• TO BE DONE: Pull out every line containing the string "JSON".

• DATA FOR THE TASK:

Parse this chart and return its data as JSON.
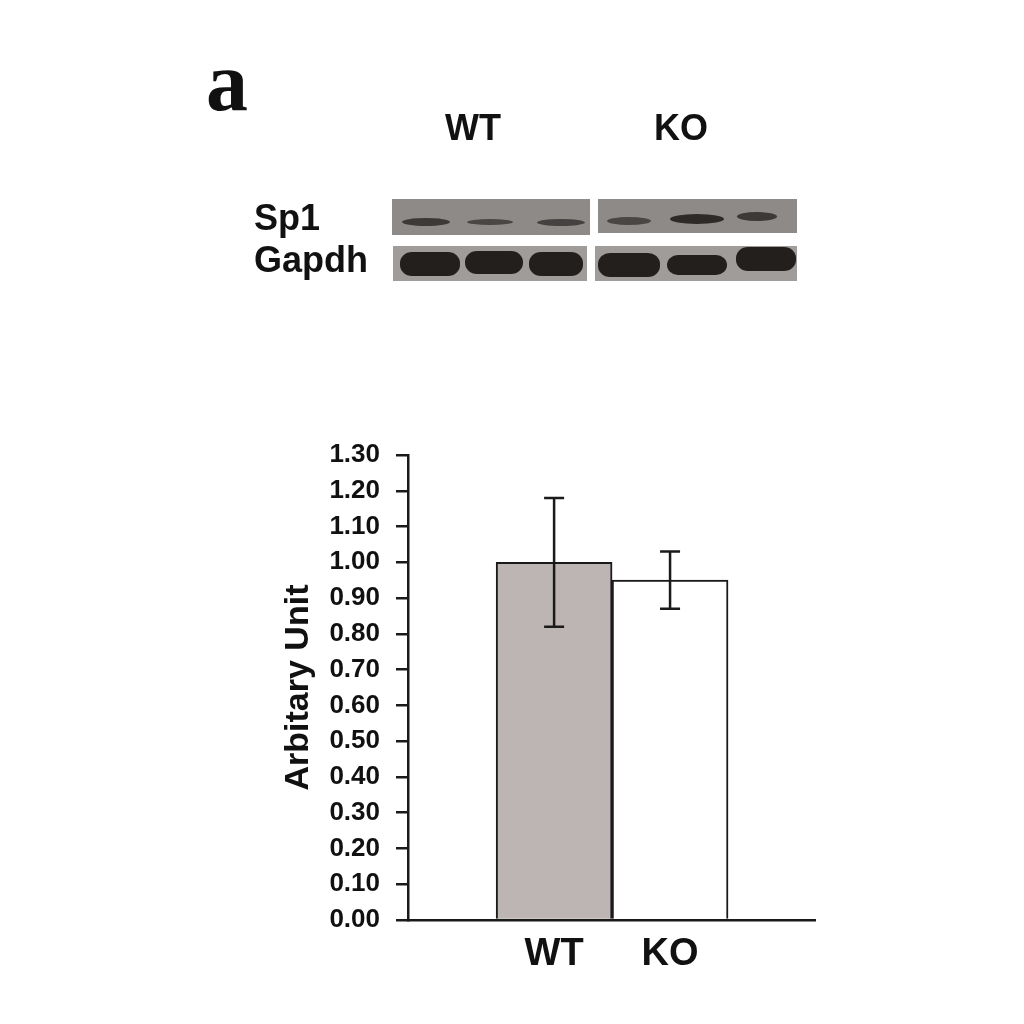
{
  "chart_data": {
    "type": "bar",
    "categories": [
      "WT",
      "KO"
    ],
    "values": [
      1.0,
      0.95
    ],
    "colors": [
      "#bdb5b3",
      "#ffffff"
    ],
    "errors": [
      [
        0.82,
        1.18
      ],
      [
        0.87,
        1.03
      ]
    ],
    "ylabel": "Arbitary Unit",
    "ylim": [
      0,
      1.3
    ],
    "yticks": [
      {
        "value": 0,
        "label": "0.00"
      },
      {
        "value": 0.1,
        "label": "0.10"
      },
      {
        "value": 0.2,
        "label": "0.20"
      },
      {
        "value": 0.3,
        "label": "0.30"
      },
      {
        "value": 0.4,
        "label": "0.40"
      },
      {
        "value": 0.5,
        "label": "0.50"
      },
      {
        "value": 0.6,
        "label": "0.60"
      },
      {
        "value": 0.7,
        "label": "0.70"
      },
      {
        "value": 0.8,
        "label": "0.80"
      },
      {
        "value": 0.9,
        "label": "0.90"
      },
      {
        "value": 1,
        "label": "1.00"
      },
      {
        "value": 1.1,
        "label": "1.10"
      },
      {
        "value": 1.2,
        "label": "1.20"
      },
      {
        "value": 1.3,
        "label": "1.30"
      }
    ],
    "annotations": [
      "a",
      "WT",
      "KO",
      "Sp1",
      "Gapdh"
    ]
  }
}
...
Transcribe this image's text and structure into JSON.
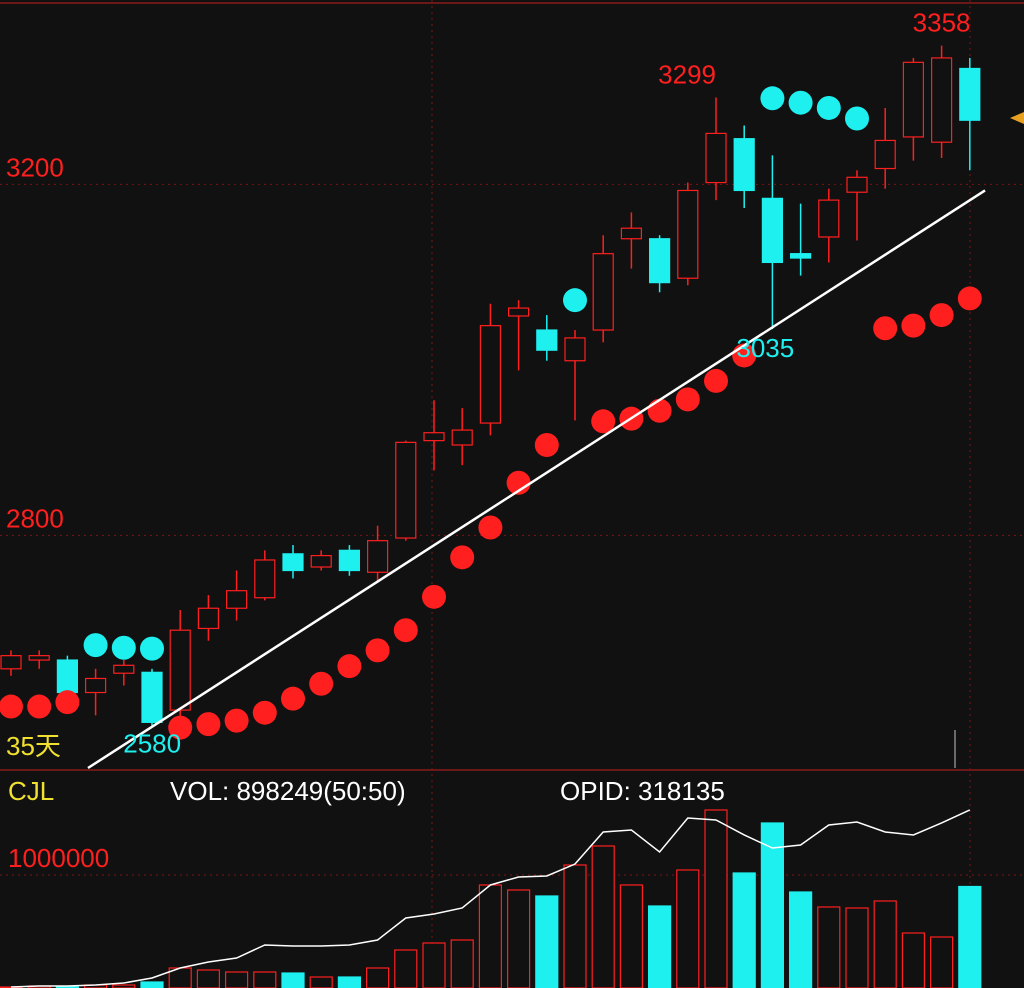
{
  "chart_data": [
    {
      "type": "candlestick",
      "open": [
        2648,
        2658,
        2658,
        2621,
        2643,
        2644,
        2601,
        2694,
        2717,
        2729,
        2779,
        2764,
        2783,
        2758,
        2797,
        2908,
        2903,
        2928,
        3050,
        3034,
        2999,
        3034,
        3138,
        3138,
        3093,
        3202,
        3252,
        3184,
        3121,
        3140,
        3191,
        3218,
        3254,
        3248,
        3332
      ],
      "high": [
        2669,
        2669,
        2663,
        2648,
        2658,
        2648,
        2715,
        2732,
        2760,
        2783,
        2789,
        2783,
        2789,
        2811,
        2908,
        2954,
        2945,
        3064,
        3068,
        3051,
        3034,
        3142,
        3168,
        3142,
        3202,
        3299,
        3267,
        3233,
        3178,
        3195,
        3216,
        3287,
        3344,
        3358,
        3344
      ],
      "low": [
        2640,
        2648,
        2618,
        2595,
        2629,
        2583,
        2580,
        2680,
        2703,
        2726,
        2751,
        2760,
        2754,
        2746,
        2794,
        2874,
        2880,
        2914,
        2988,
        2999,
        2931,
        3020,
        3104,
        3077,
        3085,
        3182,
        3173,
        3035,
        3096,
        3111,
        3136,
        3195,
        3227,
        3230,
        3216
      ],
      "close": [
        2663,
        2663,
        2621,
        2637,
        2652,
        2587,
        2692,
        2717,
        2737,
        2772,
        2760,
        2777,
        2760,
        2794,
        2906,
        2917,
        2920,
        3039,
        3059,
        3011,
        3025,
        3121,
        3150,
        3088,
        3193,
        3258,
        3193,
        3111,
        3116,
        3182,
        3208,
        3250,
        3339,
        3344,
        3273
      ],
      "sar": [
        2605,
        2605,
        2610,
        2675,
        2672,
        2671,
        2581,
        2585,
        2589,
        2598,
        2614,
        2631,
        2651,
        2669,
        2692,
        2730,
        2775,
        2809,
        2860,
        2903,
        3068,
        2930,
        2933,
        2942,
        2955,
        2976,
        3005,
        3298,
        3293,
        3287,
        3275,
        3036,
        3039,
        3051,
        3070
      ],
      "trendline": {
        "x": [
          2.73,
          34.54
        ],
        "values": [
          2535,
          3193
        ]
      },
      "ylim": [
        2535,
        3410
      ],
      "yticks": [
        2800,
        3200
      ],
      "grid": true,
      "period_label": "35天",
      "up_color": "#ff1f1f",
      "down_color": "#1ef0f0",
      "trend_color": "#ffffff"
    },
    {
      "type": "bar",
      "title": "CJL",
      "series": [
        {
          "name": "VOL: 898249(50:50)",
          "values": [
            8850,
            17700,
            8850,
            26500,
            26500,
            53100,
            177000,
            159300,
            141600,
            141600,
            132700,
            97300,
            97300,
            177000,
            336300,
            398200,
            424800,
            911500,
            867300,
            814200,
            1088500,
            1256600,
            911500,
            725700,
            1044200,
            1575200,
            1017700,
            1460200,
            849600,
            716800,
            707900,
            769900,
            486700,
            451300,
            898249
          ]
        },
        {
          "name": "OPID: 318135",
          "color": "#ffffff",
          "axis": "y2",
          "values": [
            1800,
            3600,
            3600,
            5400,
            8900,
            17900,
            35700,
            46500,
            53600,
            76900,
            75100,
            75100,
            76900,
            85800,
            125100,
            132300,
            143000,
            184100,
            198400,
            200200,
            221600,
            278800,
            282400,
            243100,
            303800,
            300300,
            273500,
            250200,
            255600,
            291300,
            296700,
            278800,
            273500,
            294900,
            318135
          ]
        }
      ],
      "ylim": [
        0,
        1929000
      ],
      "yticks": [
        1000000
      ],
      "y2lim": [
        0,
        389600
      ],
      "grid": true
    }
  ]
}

• FULL RESPONSE:
Parse this chart and return its data as JSON.
Transcribe this image's text and structure into JSON.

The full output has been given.